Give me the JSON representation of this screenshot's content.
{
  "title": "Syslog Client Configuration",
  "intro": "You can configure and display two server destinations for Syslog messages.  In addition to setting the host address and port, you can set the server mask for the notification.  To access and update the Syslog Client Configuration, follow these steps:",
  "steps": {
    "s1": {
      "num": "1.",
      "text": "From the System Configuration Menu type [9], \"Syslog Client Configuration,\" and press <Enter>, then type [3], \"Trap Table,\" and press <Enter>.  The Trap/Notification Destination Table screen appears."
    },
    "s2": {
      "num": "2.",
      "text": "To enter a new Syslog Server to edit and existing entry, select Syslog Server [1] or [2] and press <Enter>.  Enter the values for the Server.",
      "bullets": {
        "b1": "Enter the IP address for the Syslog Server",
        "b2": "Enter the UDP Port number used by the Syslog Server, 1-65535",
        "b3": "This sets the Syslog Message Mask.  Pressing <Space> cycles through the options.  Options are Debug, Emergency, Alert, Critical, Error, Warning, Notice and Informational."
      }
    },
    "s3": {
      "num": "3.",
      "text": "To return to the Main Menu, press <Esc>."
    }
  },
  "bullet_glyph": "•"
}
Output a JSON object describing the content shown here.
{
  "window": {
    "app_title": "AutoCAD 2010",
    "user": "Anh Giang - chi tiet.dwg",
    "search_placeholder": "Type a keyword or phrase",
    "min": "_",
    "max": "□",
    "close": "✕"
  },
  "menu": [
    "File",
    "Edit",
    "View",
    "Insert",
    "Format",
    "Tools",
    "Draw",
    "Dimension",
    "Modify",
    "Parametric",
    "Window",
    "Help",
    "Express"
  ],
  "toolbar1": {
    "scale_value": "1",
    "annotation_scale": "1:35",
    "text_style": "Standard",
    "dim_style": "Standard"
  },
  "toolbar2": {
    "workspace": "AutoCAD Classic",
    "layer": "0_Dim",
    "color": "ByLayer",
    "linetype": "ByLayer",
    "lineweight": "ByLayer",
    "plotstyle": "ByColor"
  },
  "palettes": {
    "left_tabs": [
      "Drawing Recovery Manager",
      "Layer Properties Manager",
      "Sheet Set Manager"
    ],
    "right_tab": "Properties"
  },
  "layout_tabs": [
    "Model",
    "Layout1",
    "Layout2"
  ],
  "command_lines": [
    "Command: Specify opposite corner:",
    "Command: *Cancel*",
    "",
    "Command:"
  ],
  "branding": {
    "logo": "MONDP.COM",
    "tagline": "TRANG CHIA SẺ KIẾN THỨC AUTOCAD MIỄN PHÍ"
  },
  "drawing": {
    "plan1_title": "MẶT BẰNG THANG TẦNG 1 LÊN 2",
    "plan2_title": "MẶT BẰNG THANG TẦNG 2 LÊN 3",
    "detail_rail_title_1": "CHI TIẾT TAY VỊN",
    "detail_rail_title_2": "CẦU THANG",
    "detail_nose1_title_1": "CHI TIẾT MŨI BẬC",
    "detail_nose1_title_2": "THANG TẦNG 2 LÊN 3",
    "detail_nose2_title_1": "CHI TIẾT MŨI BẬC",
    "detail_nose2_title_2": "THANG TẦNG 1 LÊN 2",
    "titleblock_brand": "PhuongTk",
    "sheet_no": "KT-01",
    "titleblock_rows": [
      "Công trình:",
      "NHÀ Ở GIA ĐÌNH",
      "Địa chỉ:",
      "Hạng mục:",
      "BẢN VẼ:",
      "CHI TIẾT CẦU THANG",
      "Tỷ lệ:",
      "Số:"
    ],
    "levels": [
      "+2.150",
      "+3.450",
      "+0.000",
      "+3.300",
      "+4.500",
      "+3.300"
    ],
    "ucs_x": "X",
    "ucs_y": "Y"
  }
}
──────────
Tally the lines of the listing above that include the word "Enter". Answer with the number alone.

The response -
4